**The task:**
Repeat the material in full. Keep every line exactly as it is.

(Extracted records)
========
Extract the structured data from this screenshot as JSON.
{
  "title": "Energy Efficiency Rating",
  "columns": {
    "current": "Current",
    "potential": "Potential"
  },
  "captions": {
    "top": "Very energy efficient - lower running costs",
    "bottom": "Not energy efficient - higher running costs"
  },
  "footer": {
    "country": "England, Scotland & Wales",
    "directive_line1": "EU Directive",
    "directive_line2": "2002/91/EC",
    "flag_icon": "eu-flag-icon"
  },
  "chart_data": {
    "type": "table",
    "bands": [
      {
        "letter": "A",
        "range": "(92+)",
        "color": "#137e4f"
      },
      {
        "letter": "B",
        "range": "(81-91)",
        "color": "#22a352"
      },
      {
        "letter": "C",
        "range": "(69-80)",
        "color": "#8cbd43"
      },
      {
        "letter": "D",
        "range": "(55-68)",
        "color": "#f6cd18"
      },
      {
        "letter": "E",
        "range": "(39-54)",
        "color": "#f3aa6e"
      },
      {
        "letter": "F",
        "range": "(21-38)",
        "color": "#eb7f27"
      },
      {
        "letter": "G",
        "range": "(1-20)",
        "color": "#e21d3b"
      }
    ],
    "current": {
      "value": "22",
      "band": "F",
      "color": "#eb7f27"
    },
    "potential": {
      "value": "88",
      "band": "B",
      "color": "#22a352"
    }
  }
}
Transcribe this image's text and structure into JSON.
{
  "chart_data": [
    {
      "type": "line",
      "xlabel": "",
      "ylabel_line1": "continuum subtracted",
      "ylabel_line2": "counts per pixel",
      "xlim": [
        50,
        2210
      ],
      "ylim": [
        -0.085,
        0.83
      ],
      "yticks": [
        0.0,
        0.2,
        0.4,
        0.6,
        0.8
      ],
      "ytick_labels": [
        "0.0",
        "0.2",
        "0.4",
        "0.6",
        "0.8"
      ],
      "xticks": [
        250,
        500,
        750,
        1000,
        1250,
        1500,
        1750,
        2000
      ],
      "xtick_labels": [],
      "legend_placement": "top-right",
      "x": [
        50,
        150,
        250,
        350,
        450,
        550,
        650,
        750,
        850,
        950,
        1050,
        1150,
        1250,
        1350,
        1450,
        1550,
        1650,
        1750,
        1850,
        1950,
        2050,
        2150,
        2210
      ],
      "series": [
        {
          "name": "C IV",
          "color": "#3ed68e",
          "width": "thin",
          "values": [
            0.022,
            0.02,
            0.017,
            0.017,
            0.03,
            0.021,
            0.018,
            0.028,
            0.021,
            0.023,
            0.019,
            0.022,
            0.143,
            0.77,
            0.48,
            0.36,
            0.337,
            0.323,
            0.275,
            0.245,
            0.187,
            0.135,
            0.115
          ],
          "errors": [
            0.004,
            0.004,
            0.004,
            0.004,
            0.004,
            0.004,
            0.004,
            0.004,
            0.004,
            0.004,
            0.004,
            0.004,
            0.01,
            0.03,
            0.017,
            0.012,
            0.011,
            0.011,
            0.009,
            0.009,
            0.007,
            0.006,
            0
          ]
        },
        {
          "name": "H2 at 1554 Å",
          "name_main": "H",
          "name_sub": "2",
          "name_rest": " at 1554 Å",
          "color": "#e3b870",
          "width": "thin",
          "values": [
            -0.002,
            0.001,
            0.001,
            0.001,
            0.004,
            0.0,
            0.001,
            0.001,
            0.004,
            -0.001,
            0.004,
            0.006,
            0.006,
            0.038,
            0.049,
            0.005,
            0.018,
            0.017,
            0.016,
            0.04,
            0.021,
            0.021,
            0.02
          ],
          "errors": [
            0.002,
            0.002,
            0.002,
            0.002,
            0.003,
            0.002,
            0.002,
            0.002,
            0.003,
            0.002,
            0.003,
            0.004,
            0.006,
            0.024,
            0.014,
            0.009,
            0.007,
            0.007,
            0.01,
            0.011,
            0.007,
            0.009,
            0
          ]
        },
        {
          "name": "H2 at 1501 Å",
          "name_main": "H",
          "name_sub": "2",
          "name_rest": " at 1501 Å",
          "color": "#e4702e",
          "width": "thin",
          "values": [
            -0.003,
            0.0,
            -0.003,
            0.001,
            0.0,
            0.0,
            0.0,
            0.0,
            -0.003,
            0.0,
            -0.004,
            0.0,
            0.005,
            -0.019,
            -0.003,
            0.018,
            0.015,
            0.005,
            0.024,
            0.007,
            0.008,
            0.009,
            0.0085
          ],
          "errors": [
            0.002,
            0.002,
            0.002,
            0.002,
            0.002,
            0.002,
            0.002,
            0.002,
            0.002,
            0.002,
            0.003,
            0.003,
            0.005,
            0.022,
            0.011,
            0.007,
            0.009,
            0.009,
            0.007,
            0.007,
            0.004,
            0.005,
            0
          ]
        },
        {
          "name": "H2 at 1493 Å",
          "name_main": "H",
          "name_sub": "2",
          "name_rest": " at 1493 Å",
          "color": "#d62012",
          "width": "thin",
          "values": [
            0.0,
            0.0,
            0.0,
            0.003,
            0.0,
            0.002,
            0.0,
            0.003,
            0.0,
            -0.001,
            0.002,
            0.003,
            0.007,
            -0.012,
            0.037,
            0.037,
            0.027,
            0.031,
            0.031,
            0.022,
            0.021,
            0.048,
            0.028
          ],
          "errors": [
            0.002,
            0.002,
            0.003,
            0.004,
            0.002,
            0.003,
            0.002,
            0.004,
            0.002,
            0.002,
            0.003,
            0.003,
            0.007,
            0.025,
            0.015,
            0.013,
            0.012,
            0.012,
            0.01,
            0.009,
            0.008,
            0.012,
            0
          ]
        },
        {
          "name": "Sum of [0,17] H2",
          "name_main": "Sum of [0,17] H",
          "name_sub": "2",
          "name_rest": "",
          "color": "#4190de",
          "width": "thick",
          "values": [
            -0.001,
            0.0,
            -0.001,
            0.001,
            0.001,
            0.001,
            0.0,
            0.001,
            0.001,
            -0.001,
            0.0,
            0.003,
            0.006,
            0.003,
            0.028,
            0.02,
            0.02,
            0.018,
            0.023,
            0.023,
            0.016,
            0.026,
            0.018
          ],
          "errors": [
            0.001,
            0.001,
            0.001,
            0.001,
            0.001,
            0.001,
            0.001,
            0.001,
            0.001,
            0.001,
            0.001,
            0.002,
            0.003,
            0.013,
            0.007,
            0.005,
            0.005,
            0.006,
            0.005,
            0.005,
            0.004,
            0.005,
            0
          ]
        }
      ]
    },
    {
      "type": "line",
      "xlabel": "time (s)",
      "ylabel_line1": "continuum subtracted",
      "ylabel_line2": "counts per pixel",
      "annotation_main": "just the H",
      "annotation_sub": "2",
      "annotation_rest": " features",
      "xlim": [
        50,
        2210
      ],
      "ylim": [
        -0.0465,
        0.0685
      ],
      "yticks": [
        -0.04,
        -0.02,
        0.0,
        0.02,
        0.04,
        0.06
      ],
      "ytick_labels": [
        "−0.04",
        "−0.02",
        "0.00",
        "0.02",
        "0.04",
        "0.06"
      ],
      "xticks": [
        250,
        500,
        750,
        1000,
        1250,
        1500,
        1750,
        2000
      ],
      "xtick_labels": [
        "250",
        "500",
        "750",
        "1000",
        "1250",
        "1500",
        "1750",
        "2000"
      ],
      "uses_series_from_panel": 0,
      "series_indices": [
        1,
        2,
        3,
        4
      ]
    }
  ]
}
========
**Worked solution:**
Extract the structured data from this screenshot as JSON.
{
  "title": "Energy Efficiency Rating",
  "columns": {
    "current": "Current",
    "potential": "Potential"
  },
  "captions": {
    "top": "Very energy efficient - lower running costs",
    "bottom": "Not energy efficient - higher running costs"
  },
  "footer": {
    "country": "England, Scotland & Wales",
    "directive_line1": "EU Directive",
    "directive_line2": "2002/91/EC",
    "flag_icon": "eu-flag-icon"
  },
  "chart_data": {
    "type": "table",
    "bands": [
      {
        "letter": "A",
        "range": "(92+)",
        "color": "#137e4f"
      },
      {
        "letter": "B",
        "range": "(81-91)",
        "color": "#22a352"
      },
      {
        "letter": "C",
        "range": "(69-80)",
        "color": "#8cbd43"
      },
      {
        "letter": "D",
        "range": "(55-68)",
        "color": "#f6cd18"
      },
      {
        "letter": "E",
        "range": "(39-54)",
        "color": "#f3aa6e"
      },
      {
        "letter": "F",
        "range": "(21-38)",
        "color": "#eb7f27"
      },
      {
        "letter": "G",
        "range": "(1-20)",
        "color": "#e21d3b"
      }
    ],
    "current": {
      "value": "22",
      "band": "F",
      "color": "#eb7f27"
    },
    "potential": {
      "value": "88",
      "band": "B",
      "color": "#22a352"
    }
  }
}
Transcribe this image's text and structure into JSON.
{
  "chart_data": [
    {
      "type": "line",
      "xlabel": "",
      "ylabel_line1": "continuum subtracted",
      "ylabel_line2": "counts per pixel",
      "xlim": [
        50,
        2210
      ],
      "ylim": [
        -0.085,
        0.83
      ],
      "yticks": [
        0.0,
        0.2,
        0.4,
        0.6,
        0.8
      ],
      "ytick_labels": [
        "0.0",
        "0.2",
        "0.4",
        "0.6",
        "0.8"
      ],
      "xticks": [
        250,
        500,
        750,
        1000,
        1250,
        1500,
        1750,
        2000
      ],
      "xtick_labels": [],
      "legend_placement": "top-right",
      "x": [
        50,
        150,
        250,
        350,
        450,
        550,
        650,
        750,
        850,
        950,
        1050,
        1150,
        1250,
        1350,
        1450,
        1550,
        1650,
        1750,
        1850,
        1950,
        2050,
        2150,
        2210
      ],
      "series": [
        {
          "name": "C IV",
          "color": "#3ed68e",
          "width": "thin",
          "values": [
            0.022,
            0.02,
            0.017,
            0.017,
            0.03,
            0.021,
            0.018,
            0.028,
            0.021,
            0.023,
            0.019,
            0.022,
            0.143,
            0.77,
            0.48,
            0.36,
            0.337,
            0.323,
            0.275,
            0.245,
            0.187,
            0.135,
            0.115
          ],
          "errors": [
            0.004,
            0.004,
            0.004,
            0.004,
            0.004,
            0.004,
            0.004,
            0.004,
            0.004,
            0.004,
            0.004,
            0.004,
            0.01,
            0.03,
            0.017,
            0.012,
            0.011,
            0.011,
            0.009,
            0.009,
            0.007,
            0.006,
            0
          ]
        },
        {
          "name": "H2 at 1554 Å",
          "name_main": "H",
          "name_sub": "2",
          "name_rest": " at 1554 Å",
          "color": "#e3b870",
          "width": "thin",
          "values": [
            -0.002,
            0.001,
            0.001,
            0.001,
            0.004,
            0.0,
            0.001,
            0.001,
            0.004,
            -0.001,
            0.004,
            0.006,
            0.006,
            0.038,
            0.049,
            0.005,
            0.018,
            0.017,
            0.016,
            0.04,
            0.021,
            0.021,
            0.02
          ],
          "errors": [
            0.002,
            0.002,
            0.002,
            0.002,
            0.003,
            0.002,
            0.002,
            0.002,
            0.003,
            0.002,
            0.003,
            0.004,
            0.006,
            0.024,
            0.014,
            0.009,
            0.007,
            0.007,
            0.01,
            0.011,
            0.007,
            0.009,
            0
          ]
        },
        {
          "name": "H2 at 1501 Å",
          "name_main": "H",
          "name_sub": "2",
          "name_rest": " at 1501 Å",
          "color": "#e4702e",
          "width": "thin",
          "values": [
            -0.003,
            0.0,
            -0.003,
            0.001,
            0.0,
            0.0,
            0.0,
            0.0,
            -0.003,
            0.0,
            -0.004,
            0.0,
            0.005,
            -0.019,
            -0.003,
            0.018,
            0.015,
            0.005,
            0.024,
            0.007,
            0.008,
            0.009,
            0.0085
          ],
          "errors": [
            0.002,
            0.002,
            0.002,
            0.002,
            0.002,
            0.002,
            0.002,
            0.002,
            0.002,
            0.002,
            0.003,
            0.003,
            0.005,
            0.022,
            0.011,
            0.007,
            0.009,
            0.009,
            0.007,
            0.007,
            0.004,
            0.005,
            0
          ]
        },
        {
          "name": "H2 at 1493 Å",
          "name_main": "H",
          "name_sub": "2",
          "name_rest": " at 1493 Å",
          "color": "#d62012",
          "width": "thin",
          "values": [
            0.0,
            0.0,
            0.0,
            0.003,
            0.0,
            0.002,
            0.0,
            0.003,
            0.0,
            -0.001,
            0.002,
            0.003,
            0.007,
            -0.012,
            0.037,
            0.037,
            0.027,
            0.031,
            0.031,
            0.022,
            0.021,
            0.048,
            0.028
          ],
          "errors": [
            0.002,
            0.002,
            0.003,
            0.004,
            0.002,
            0.003,
            0.002,
            0.004,
            0.002,
            0.002,
            0.003,
            0.003,
            0.007,
            0.025,
            0.015,
            0.013,
            0.012,
            0.012,
            0.01,
            0.009,
            0.008,
            0.012,
            0
          ]
        },
        {
          "name": "Sum of [0,17] H2",
          "name_main": "Sum of [0,17] H",
          "name_sub": "2",
          "name_rest": "",
          "color": "#4190de",
          "width": "thick",
          "values": [
            -0.001,
            0.0,
            -0.001,
            0.001,
            0.001,
            0.001,
            0.0,
            0.001,
            0.001,
            -0.001,
            0.0,
            0.003,
            0.006,
            0.003,
            0.028,
            0.02,
            0.02,
            0.018,
            0.023,
            0.023,
            0.016,
            0.026,
            0.018
          ],
          "errors": [
            0.001,
            0.001,
            0.001,
            0.001,
            0.001,
            0.001,
            0.001,
            0.001,
            0.001,
            0.001,
            0.001,
            0.002,
            0.003,
            0.013,
            0.007,
            0.005,
            0.005,
            0.006,
            0.005,
            0.005,
            0.004,
            0.005,
            0
          ]
        }
      ]
    },
    {
      "type": "line",
      "xlabel": "time (s)",
      "ylabel_line1": "continuum subtracted",
      "ylabel_line2": "counts per pixel",
      "annotation_main": "just the H",
      "annotation_sub": "2",
      "annotation_rest": " features",
      "xlim": [
        50,
        2210
      ],
      "ylim": [
        -0.0465,
        0.0685
      ],
      "yticks": [
        -0.04,
        -0.02,
        0.0,
        0.02,
        0.04,
        0.06
      ],
      "ytick_labels": [
        "−0.04",
        "−0.02",
        "0.00",
        "0.02",
        "0.04",
        "0.06"
      ],
      "xticks": [
        250,
        500,
        750,
        1000,
        1250,
        1500,
        1750,
        2000
      ],
      "xtick_labels": [
        "250",
        "500",
        "750",
        "1000",
        "1250",
        "1500",
        "1750",
        "2000"
      ],
      "uses_series_from_panel": 0,
      "series_indices": [
        1,
        2,
        3,
        4
      ]
    }
  ]
}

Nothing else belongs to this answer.